++++ Excerpted data ++++

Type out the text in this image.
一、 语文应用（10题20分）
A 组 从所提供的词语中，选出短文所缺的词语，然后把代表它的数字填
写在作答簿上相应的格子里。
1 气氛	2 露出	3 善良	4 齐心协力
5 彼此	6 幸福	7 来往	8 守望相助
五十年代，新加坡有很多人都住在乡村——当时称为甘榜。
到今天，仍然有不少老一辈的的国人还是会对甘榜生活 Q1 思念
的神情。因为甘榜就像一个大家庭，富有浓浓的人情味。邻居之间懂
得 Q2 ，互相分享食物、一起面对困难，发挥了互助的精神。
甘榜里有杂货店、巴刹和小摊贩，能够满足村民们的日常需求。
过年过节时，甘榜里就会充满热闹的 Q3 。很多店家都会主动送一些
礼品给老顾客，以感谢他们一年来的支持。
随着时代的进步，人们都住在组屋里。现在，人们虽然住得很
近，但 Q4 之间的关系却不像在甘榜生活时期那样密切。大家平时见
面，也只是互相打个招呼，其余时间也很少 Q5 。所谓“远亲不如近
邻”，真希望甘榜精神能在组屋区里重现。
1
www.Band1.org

++++

**Do this**: Output all of the material, please, exactly as it stands.

**Finished task**:
Type out the text in this image.
一、 语文应用（10题20分）
A 组 从所提供的词语中，选出短文所缺的词语，然后把代表它的数字填
写在作答簿上相应的格子里。
1 气氛	2 露出	3 善良	4 齐心协力
5 彼此	6 幸福	7 来往	8 守望相助
五十年代，新加坡有很多人都住在乡村——当时称为甘榜。
到今天，仍然有不少老一辈的的国人还是会对甘榜生活 Q1 思念
的神情。因为甘榜就像一个大家庭，富有浓浓的人情味。邻居之间懂
得 Q2 ，互相分享食物、一起面对困难，发挥了互助的精神。
甘榜里有杂货店、巴刹和小摊贩，能够满足村民们的日常需求。
过年过节时，甘榜里就会充满热闹的 Q3 。很多店家都会主动送一些
礼品给老顾客，以感谢他们一年来的支持。
随着时代的进步，人们都住在组屋里。现在，人们虽然住得很
近，但 Q4 之间的关系却不像在甘榜生活时期那样密切。大家平时见
面，也只是互相打个招呼，其余时间也很少 Q5 。所谓“远亲不如近
邻”，真希望甘榜精神能在组屋区里重现。
1
www.Band1.org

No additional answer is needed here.